[Data records]
━━━━━━━━━━━━━━━━
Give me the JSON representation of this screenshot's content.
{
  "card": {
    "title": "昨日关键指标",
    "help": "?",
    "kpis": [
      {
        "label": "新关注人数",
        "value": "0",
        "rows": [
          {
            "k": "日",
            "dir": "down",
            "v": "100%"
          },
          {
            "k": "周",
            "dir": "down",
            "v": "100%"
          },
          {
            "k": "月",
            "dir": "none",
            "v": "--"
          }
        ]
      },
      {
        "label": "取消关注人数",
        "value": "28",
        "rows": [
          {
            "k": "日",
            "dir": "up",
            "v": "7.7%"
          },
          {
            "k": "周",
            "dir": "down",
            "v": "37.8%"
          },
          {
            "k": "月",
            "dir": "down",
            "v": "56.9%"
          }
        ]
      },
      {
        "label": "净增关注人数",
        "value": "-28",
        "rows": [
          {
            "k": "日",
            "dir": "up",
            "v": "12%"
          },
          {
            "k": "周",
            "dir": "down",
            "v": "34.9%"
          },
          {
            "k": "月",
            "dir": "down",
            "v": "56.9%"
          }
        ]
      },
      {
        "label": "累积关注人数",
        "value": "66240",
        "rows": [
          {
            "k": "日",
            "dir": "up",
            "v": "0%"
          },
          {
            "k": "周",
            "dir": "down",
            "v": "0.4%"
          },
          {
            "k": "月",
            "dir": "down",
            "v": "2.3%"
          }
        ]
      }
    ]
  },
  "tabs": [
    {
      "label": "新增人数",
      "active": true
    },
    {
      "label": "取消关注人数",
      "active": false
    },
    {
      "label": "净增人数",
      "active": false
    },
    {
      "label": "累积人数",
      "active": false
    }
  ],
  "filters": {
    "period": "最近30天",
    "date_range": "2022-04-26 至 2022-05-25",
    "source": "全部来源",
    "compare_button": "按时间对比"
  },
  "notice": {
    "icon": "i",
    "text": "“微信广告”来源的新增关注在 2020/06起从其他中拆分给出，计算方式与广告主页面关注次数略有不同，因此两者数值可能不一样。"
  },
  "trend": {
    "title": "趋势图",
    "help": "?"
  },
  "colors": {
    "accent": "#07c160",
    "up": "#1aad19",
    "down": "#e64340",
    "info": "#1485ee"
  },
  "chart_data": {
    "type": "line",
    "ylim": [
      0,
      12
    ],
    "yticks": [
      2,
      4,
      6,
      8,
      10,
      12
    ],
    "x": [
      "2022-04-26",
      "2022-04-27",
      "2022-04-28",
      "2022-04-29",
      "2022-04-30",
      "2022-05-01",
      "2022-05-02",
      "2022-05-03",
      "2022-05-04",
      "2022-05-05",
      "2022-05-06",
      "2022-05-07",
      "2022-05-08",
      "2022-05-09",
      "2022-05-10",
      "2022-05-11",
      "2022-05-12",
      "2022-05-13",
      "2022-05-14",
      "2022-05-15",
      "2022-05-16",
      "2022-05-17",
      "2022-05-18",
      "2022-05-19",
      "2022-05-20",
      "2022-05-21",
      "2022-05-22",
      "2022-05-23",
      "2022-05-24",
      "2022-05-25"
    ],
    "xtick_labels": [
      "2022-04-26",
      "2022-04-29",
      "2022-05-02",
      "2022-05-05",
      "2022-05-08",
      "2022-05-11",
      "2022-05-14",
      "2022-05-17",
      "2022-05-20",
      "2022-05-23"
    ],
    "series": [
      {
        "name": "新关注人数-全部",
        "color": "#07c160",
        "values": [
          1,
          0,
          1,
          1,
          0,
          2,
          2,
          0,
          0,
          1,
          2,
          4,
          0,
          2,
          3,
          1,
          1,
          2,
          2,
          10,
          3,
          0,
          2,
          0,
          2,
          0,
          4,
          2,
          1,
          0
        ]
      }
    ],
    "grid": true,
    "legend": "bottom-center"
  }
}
━━━━━━━━━━━━━━━━
● **SET EXERCISE**:
Take the material above and return all of it exactly.

● **RESULT OF THIS TASK**:
Give me the JSON representation of this screenshot's content.
{
  "card": {
    "title": "昨日关键指标",
    "help": "?",
    "kpis": [
      {
        "label": "新关注人数",
        "value": "0",
        "rows": [
          {
            "k": "日",
            "dir": "down",
            "v": "100%"
          },
          {
            "k": "周",
            "dir": "down",
            "v": "100%"
          },
          {
            "k": "月",
            "dir": "none",
            "v": "--"
          }
        ]
      },
      {
        "label": "取消关注人数",
        "value": "28",
        "rows": [
          {
            "k": "日",
            "dir": "up",
            "v": "7.7%"
          },
          {
            "k": "周",
            "dir": "down",
            "v": "37.8%"
          },
          {
            "k": "月",
            "dir": "down",
            "v": "56.9%"
          }
        ]
      },
      {
        "label": "净增关注人数",
        "value": "-28",
        "rows": [
          {
            "k": "日",
            "dir": "up",
            "v": "12%"
          },
          {
            "k": "周",
            "dir": "down",
            "v": "34.9%"
          },
          {
            "k": "月",
            "dir": "down",
            "v": "56.9%"
          }
        ]
      },
      {
        "label": "累积关注人数",
        "value": "66240",
        "rows": [
          {
            "k": "日",
            "dir": "up",
            "v": "0%"
          },
          {
            "k": "周",
            "dir": "down",
            "v": "0.4%"
          },
          {
            "k": "月",
            "dir": "down",
            "v": "2.3%"
          }
        ]
      }
    ]
  },
  "tabs": [
    {
      "label": "新增人数",
      "active": true
    },
    {
      "label": "取消关注人数",
      "active": false
    },
    {
      "label": "净增人数",
      "active": false
    },
    {
      "label": "累积人数",
      "active": false
    }
  ],
  "filters": {
    "period": "最近30天",
    "date_range": "2022-04-26 至 2022-05-25",
    "source": "全部来源",
    "compare_button": "按时间对比"
  },
  "notice": {
    "icon": "i",
    "text": "“微信广告”来源的新增关注在 2020/06起从其他中拆分给出，计算方式与广告主页面关注次数略有不同，因此两者数值可能不一样。"
  },
  "trend": {
    "title": "趋势图",
    "help": "?"
  },
  "colors": {
    "accent": "#07c160",
    "up": "#1aad19",
    "down": "#e64340",
    "info": "#1485ee"
  },
  "chart_data": {
    "type": "line",
    "ylim": [
      0,
      12
    ],
    "yticks": [
      2,
      4,
      6,
      8,
      10,
      12
    ],
    "x": [
      "2022-04-26",
      "2022-04-27",
      "2022-04-28",
      "2022-04-29",
      "2022-04-30",
      "2022-05-01",
      "2022-05-02",
      "2022-05-03",
      "2022-05-04",
      "2022-05-05",
      "2022-05-06",
      "2022-05-07",
      "2022-05-08",
      "2022-05-09",
      "2022-05-10",
      "2022-05-11",
      "2022-05-12",
      "2022-05-13",
      "2022-05-14",
      "2022-05-15",
      "2022-05-16",
      "2022-05-17",
      "2022-05-18",
      "2022-05-19",
      "2022-05-20",
      "2022-05-21",
      "2022-05-22",
      "2022-05-23",
      "2022-05-24",
      "2022-05-25"
    ],
    "xtick_labels": [
      "2022-04-26",
      "2022-04-29",
      "2022-05-02",
      "2022-05-05",
      "2022-05-08",
      "2022-05-11",
      "2022-05-14",
      "2022-05-17",
      "2022-05-20",
      "2022-05-23"
    ],
    "series": [
      {
        "name": "新关注人数-全部",
        "color": "#07c160",
        "values": [
          1,
          0,
          1,
          1,
          0,
          2,
          2,
          0,
          0,
          1,
          2,
          4,
          0,
          2,
          3,
          1,
          1,
          2,
          2,
          10,
          3,
          0,
          2,
          0,
          2,
          0,
          4,
          2,
          1,
          0
        ]
      }
    ],
    "grid": true,
    "legend": "bottom-center"
  }
}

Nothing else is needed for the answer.